(Items from a figure collection)
- - - - - - -
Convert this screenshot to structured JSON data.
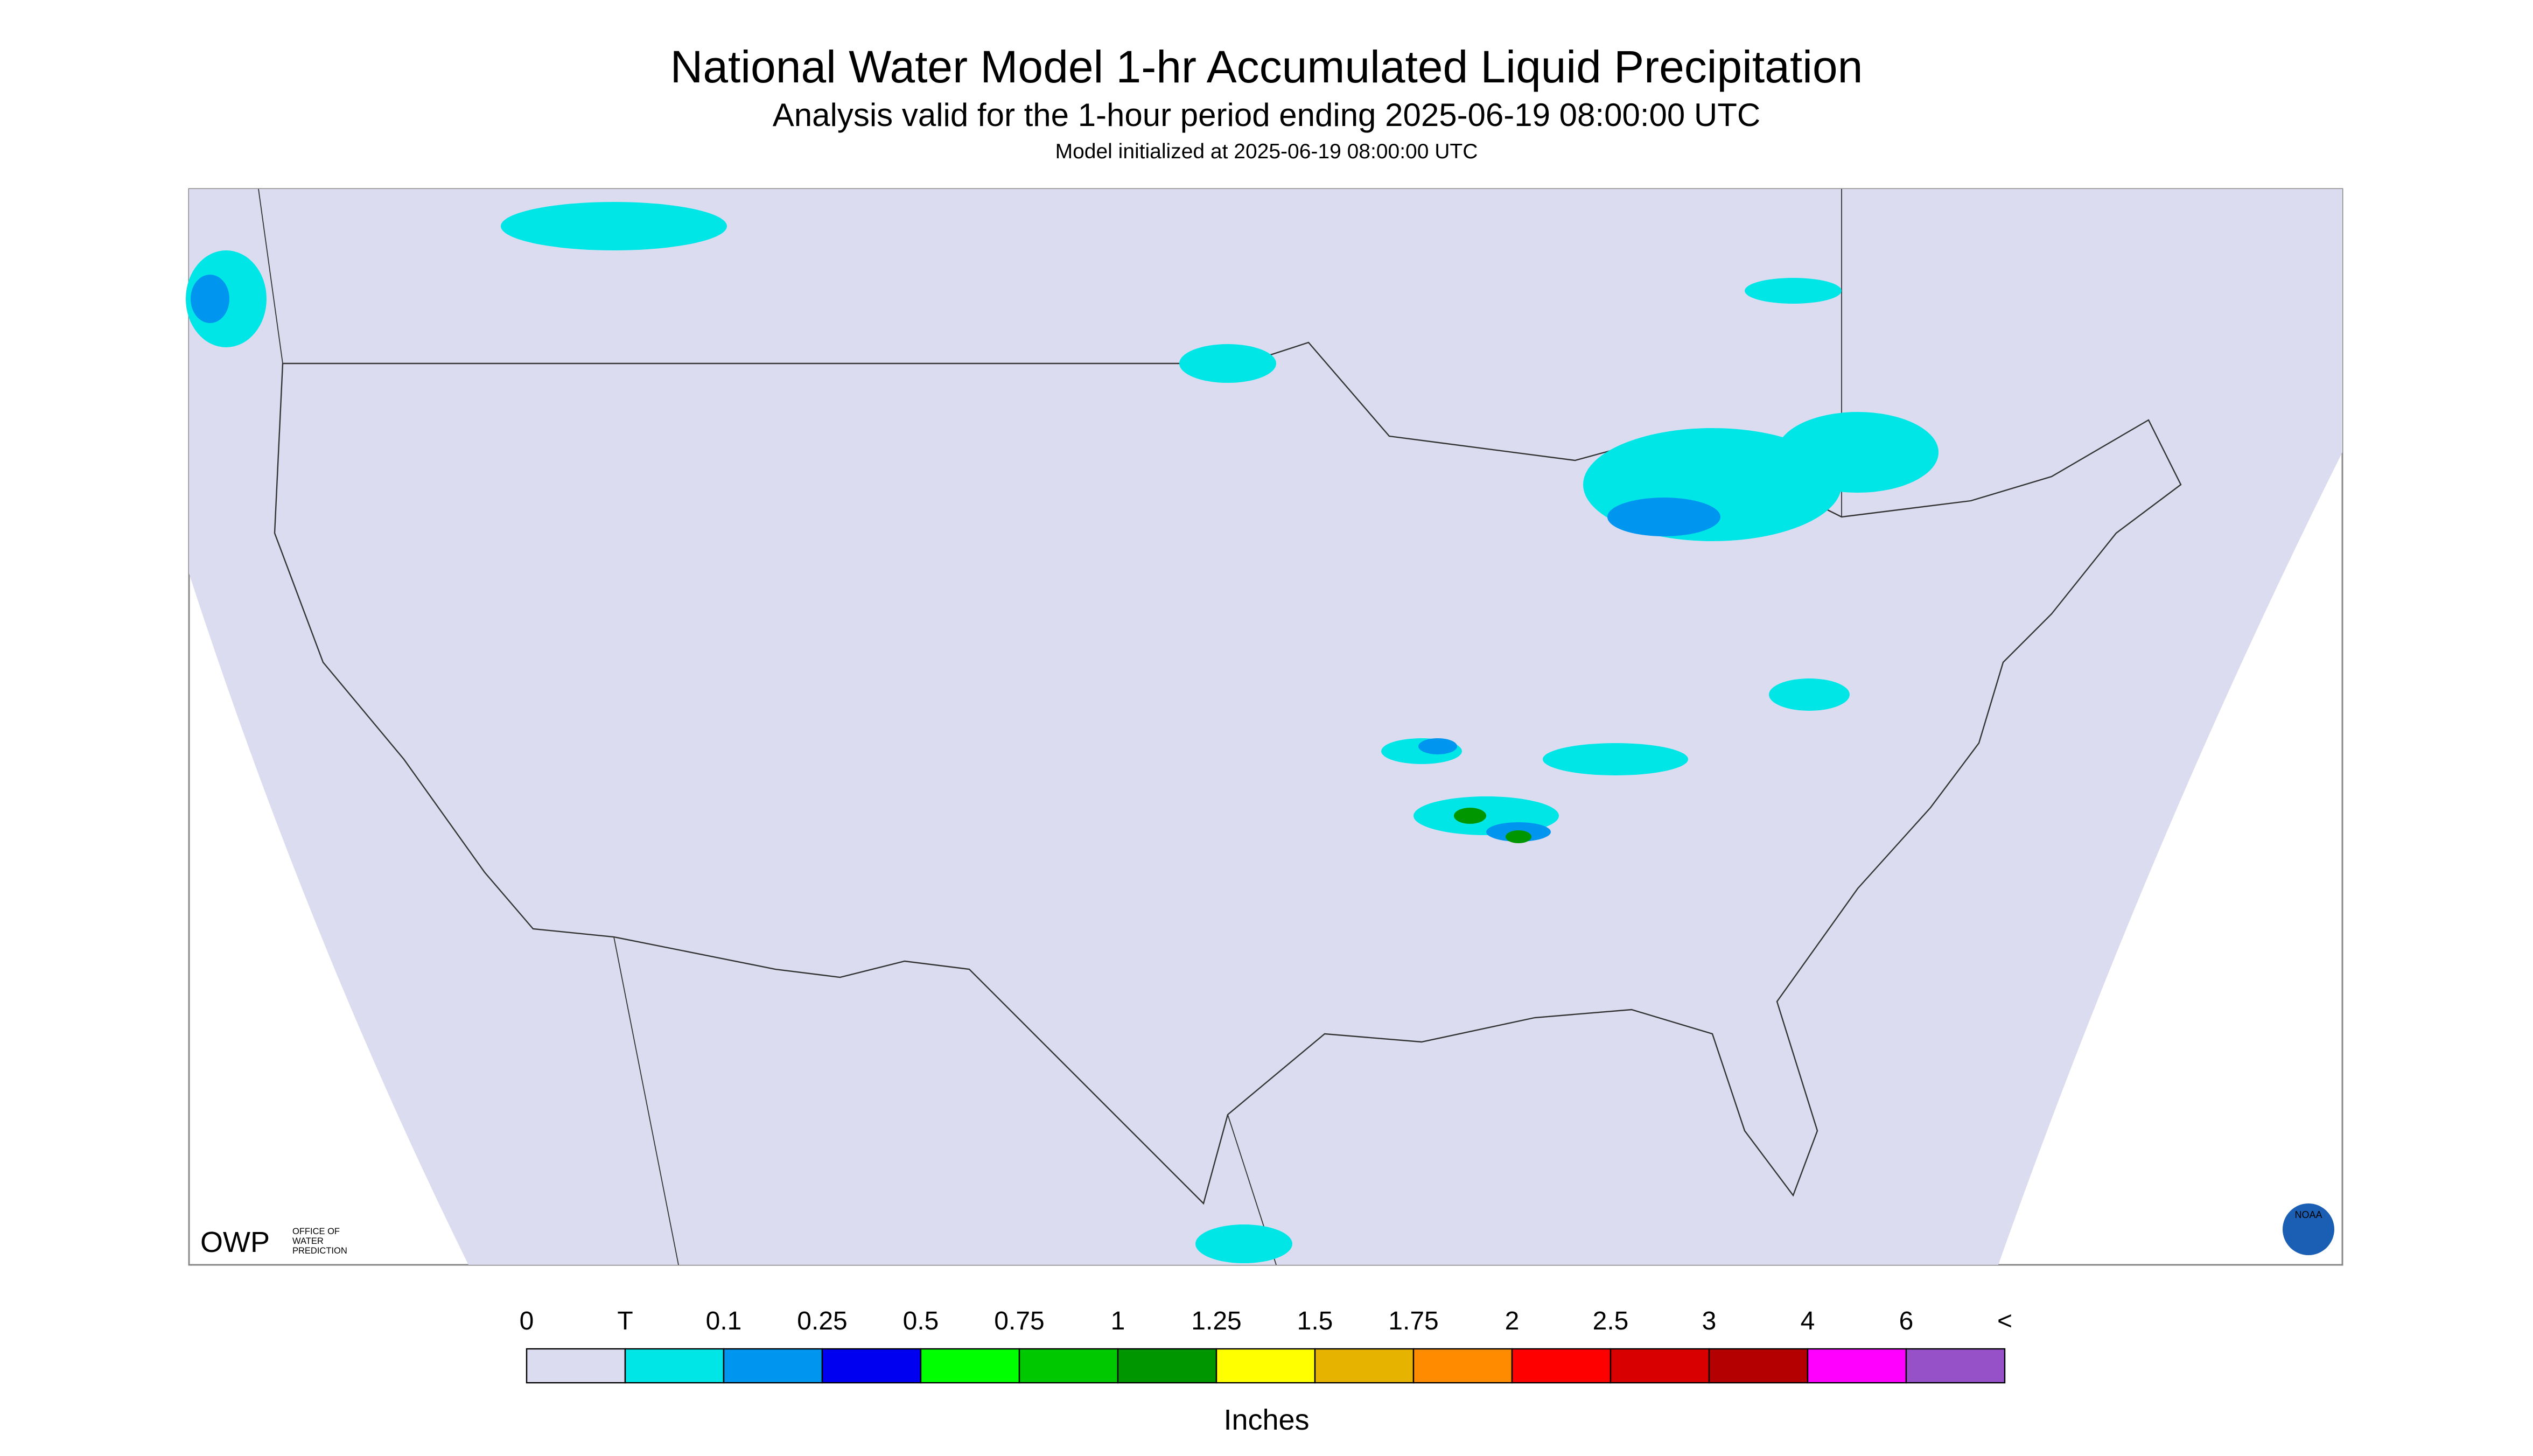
{
  "header": {
    "title": "National Water Model 1-hr Accumulated Liquid Precipitation",
    "subtitle": "Analysis valid for the 1-hour period ending 2025-06-19 08:00:00 UTC",
    "note": "Model initialized at 2025-06-19 08:00:00 UTC"
  },
  "logos": {
    "owp": "OWP",
    "owp_name": [
      "OFFICE OF",
      "WATER",
      "PREDICTION"
    ],
    "noaa": "NOAA"
  },
  "legend": {
    "labels": [
      "0",
      "T",
      "0.1",
      "0.25",
      "0.5",
      "0.75",
      "1",
      "1.25",
      "1.5",
      "1.75",
      "2",
      "2.5",
      "3",
      "4",
      "6",
      "<"
    ],
    "colors": [
      "#dcdcf0",
      "#00e6e6",
      "#0096f0",
      "#0000f0",
      "#00ff00",
      "#00c800",
      "#009600",
      "#ffff00",
      "#e6b400",
      "#ff8c00",
      "#ff0000",
      "#d80000",
      "#b40000",
      "#ff00ff",
      "#9650c8"
    ],
    "unit": "Inches"
  }
}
- - - - - - -
* [Set task]: Leave the pictures out and copy the rest of the data exactly.

* [Solution]:
Convert this screenshot to structured JSON data.
{
  "header": {
    "title": "National Water Model 1-hr Accumulated Liquid Precipitation",
    "subtitle": "Analysis valid for the 1-hour period ending 2025-06-19 08:00:00 UTC",
    "note": "Model initialized at 2025-06-19 08:00:00 UTC"
  },
  "logos": {
    "owp": "OWP",
    "owp_name": [
      "OFFICE OF",
      "WATER",
      "PREDICTION"
    ],
    "noaa": "NOAA"
  },
  "legend": {
    "labels": [
      "0",
      "T",
      "0.1",
      "0.25",
      "0.5",
      "0.75",
      "1",
      "1.25",
      "1.5",
      "1.75",
      "2",
      "2.5",
      "3",
      "4",
      "6",
      "<"
    ],
    "colors": [
      "#dcdcf0",
      "#00e6e6",
      "#0096f0",
      "#0000f0",
      "#00ff00",
      "#00c800",
      "#009600",
      "#ffff00",
      "#e6b400",
      "#ff8c00",
      "#ff0000",
      "#d80000",
      "#b40000",
      "#ff00ff",
      "#9650c8"
    ],
    "unit": "Inches"
  }
}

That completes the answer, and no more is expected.